Generator object: <generator object <genexpr> at 0x1056e2b40>
"Lazy" result:  0
"Lazy" result:  1
"Lazy" result:  4
"Lazy" result:  9
"Lazy" result:  16
"Lazy" result:  25
"Lazy" result:  36
"Lazy" result:  49
"Lazy" result:  64
"Lazy" result:  81


In [6]:
# Equivalent to the previous snippet, but more 'verbose':

def myg(stop): 
    z = 0
    while z < stop:
        yield z**2
        z+=1
        
g = myg(10)
for n in g:
    print '"Lazy" result: ', n

"Lazy" result:  0
"Lazy" result:  1
"Lazy" result:  4
"Lazy" result:  9
"Lazy" result:  16
"Lazy" result:  25
"Lazy" result:  36
"Lazy" result:  49
"Lazy" result:  64
"Lazy" result:  81


#Problem 22: Inheriting from named tuples (`collections.namedtuple`)

Define a new object (a named tuple) called `Point` using `collections.namedtuple` and build a method to sum the components of two `points`

In [147]:
import collections

Point = collections.namedtuple('Point', ['x', 'y'])

In [148]:
p = Point(x=1.0, y=2.0)
print p, p.x, p.y

Point(x=1.0, y=2.0) 1.0 2.0


In [149]:
class Point(collections.namedtuple('PointBase', ['x', 'y'])):
        __slots__ = ()
        def __add__(self, other):
                return Point(x=self.x + other.x, y=self.y + other.y)

In [150]:
p = Point(x=1.0, y=2.0)
q = Point(x=2.0, y=3.0)
print p + q

PointBase(x=3.0, y=5.0)


#Problem 23: Double-ended queue with maximum length (`collections.deque`)

In [151]:
Q = collections.deque()

In [152]:
Q.append(1)
Q.appendleft(2)
Q.extend([3, 4])
Q.extendleft([5, 6])
Q

deque([6, 5, 2, 1, 3, 4])

In [153]:
last_three = collections.deque(maxlen=3)
for i in xrange(10):
    last_three.append(i)
    print ', '.join(str(x) for x in last_three)

0
0, 1
0, 1, 2
1, 2, 3
2, 3, 4
3, 4, 5
4, 5, 6
5, 6, 7
6, 7, 8
7, 8, 9


#Problem 24: Using default dictionaries to represent simple trees

In [154]:
import json
tree = lambda: collections.defaultdict(tree)
root = tree()
root['menu']['id'] = 'file'
root['menu']['value'] = 'File'
root['menu']['menuitems']['new']['value'] = 'New'
root['menu']['menuitems']['new']['onclick'] = 'new();'
root['menu']['menuitems']['open']['value'] = 'Open'
root['menu']['menuitems']['open']['onclick'] = 'open();'
root['menu']['menuitems']['close']['value'] = 'Close'
root['menu']['menuitems']['close']['onclick'] = 'close();'
print json.dumps(root, sort_keys=True, indent=4, separators=(',', ': '))

{
    "menu": {
        "id": "file",
        "menuitems": {
            "close": {
                "onclick": "close();",
                "value": "Close"

|---|

Brief A:
Answer these from the Python notebook excerpt:
(i) What is printed by `print p + q` in Problem 22?
(ii) What deque is displayed after the appends and extends in Problem 23?
(iii) What value is assigned to `root['menu']['id']` in Problem 24?
Brief B:
Resume the Python notebook excerpt right after its final line, and carry on from there.

|---|

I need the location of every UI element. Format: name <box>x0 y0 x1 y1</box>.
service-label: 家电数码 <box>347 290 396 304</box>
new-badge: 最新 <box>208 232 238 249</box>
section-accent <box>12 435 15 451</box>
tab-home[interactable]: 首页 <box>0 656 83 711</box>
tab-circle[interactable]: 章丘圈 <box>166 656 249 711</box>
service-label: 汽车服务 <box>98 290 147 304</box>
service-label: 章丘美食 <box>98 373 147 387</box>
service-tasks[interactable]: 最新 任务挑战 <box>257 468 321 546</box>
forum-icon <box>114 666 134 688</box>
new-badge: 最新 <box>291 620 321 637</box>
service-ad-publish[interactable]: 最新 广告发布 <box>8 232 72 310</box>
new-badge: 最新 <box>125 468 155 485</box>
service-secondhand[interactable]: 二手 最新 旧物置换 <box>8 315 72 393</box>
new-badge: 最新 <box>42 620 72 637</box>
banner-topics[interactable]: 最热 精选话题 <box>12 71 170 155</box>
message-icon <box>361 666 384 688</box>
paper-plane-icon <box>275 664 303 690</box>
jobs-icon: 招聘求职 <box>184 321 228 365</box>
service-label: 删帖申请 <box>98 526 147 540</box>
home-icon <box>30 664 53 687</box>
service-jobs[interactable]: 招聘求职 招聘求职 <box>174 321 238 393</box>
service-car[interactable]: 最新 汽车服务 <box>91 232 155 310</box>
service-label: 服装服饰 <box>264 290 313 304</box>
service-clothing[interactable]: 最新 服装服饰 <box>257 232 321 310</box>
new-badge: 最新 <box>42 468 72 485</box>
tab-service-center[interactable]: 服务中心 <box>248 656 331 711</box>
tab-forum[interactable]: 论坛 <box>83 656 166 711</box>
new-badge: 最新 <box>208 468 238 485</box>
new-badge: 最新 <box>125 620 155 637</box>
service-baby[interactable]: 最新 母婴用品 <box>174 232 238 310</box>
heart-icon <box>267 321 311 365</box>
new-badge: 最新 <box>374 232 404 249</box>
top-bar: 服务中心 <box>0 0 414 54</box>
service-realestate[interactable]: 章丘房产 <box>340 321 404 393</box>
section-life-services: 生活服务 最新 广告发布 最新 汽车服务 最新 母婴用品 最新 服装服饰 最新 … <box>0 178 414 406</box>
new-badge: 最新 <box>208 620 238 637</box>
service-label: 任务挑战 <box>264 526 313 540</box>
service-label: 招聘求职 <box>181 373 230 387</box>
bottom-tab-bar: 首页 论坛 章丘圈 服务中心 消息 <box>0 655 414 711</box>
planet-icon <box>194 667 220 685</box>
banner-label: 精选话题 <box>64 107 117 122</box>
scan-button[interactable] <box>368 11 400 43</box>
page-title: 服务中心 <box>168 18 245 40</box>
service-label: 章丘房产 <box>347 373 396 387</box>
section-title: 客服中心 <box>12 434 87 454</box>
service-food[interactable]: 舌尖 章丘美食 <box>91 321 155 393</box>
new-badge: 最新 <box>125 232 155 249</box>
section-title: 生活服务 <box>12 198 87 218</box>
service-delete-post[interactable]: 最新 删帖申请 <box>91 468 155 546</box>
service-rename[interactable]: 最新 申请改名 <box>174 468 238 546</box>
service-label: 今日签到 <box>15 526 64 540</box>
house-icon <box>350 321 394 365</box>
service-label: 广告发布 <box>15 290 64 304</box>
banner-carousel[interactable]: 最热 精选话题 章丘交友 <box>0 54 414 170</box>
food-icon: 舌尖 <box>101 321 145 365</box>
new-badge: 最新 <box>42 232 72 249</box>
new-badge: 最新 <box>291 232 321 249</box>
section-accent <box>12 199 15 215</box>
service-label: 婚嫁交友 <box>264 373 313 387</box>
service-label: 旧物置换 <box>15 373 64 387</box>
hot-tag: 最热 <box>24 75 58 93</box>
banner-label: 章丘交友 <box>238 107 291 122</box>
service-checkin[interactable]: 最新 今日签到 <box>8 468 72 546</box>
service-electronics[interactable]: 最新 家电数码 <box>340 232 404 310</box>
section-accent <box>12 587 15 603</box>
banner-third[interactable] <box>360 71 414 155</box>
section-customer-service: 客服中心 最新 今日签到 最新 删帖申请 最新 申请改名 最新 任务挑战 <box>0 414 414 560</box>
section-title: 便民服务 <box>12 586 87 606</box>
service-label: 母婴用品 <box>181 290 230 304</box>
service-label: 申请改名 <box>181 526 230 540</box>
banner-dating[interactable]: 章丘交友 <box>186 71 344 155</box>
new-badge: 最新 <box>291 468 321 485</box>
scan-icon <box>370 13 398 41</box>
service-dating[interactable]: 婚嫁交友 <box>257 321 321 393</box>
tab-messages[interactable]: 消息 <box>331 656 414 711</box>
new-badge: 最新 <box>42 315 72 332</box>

|---|

Exercise result A:
(i) PointBase(x=3.0, y=5.0)
(ii) deque([6, 5, 2, 1, 3, 4])
(iii) 'file'

Exercise result B:
            },
            "new": {
                "onclick": "new();",
                "value": "New"
            },
            "open": {
                "onclick": "open();",
                "value": "Open"
            }
        },
        "value": "File"
    }
}


#Problem 25: Cartesian products (`itertools.product`)

In [158]:
import itertools

for p in itertools.product([1, 2, 3], [4, 5]):
    print p

(1, 4)
(1, 5)
(2, 4)
(2, 5)
(3, 4)
(3, 5)


In [159]:
for p in itertools.product([0, 1], repeat=4):
    print ''.join(str(x) for x in p)

0000
0001
0010
0011
0100
0101
0110
0111
1000
1001
1010
1011
1100
1101
1110
1111


#Problem 26: All the methods to **Flattening** a list

In [160]:
a = [[1, 2], [3, 4], [5, 6]]

In [161]:
sum(a, [])

[1, 2, 3, 4, 5, 6]

In [162]:
[x for l in a for x in l]

[1, 2, 3, 4, 5, 6]

In [163]:
list(itertools.chain.from_iterable(a))

[1, 2, 3, 4, 5, 6]

In [164]:
a = [1, 2, [3, 4], [[5, 6], [7, 8]]]
flatten = lambda x: [y for l in x for y in flatten(l)] if type(x) is list else [x]
flatten(a)

[1, 2, 3, 4, 5, 6, 7, 8]

#Problem 27: Inheritance/Multiple
Multiple inheritance allows to specify that one class is a subclass of several other classes. Some languages allow multiple inheritance for arbitrary classes, others restrict it to interfaces, some don't allow it at all.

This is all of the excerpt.